● TO BE DONE
How many lines of these records hold the string "razie"? Reply with the number alone.

● Dataset items
****************
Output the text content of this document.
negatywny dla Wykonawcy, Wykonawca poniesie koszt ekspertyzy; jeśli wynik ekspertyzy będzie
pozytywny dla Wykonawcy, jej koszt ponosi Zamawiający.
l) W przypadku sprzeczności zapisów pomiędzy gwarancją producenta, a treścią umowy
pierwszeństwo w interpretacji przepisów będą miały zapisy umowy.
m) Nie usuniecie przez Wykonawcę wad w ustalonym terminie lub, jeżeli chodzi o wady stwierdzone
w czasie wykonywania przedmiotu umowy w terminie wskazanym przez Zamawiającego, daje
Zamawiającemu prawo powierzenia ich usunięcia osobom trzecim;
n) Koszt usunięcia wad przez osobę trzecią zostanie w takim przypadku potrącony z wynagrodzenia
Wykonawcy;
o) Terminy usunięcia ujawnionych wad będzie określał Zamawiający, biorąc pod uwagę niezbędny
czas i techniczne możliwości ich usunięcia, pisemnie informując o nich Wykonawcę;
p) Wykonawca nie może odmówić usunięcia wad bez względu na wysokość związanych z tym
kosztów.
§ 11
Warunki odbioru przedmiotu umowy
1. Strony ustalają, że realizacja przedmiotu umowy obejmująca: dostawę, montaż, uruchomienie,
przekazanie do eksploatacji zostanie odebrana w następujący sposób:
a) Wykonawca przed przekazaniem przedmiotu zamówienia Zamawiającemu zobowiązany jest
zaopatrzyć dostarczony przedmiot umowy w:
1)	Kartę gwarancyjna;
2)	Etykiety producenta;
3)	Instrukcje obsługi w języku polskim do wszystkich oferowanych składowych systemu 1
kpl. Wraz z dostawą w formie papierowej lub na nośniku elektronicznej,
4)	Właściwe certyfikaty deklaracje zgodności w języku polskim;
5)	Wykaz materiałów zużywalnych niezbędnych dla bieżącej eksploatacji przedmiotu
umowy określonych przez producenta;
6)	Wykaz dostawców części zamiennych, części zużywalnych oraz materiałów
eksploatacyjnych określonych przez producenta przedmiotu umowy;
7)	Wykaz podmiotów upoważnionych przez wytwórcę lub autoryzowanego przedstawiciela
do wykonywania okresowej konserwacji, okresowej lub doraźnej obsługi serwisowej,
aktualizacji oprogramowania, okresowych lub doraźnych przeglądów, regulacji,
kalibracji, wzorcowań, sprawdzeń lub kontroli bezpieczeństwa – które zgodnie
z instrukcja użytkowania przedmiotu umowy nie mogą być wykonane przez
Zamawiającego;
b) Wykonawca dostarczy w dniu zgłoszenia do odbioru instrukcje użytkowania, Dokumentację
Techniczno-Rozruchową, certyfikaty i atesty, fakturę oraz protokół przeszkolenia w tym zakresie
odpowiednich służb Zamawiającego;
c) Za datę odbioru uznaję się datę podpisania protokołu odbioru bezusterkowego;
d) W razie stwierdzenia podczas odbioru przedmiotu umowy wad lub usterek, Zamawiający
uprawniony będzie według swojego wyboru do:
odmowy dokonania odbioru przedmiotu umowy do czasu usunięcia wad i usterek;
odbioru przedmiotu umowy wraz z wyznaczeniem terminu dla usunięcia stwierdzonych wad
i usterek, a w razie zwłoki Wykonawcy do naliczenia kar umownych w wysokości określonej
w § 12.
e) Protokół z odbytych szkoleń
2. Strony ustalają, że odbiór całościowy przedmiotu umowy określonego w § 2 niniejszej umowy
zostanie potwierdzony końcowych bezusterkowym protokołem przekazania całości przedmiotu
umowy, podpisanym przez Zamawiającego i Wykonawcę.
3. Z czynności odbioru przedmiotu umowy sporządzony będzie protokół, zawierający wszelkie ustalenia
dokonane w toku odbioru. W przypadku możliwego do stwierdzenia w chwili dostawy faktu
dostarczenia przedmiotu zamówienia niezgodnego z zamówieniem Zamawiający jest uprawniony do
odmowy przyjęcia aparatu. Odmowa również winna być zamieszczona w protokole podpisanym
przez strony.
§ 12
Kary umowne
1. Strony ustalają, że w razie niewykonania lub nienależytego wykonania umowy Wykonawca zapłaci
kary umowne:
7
****************
● TASK SOLUTION
3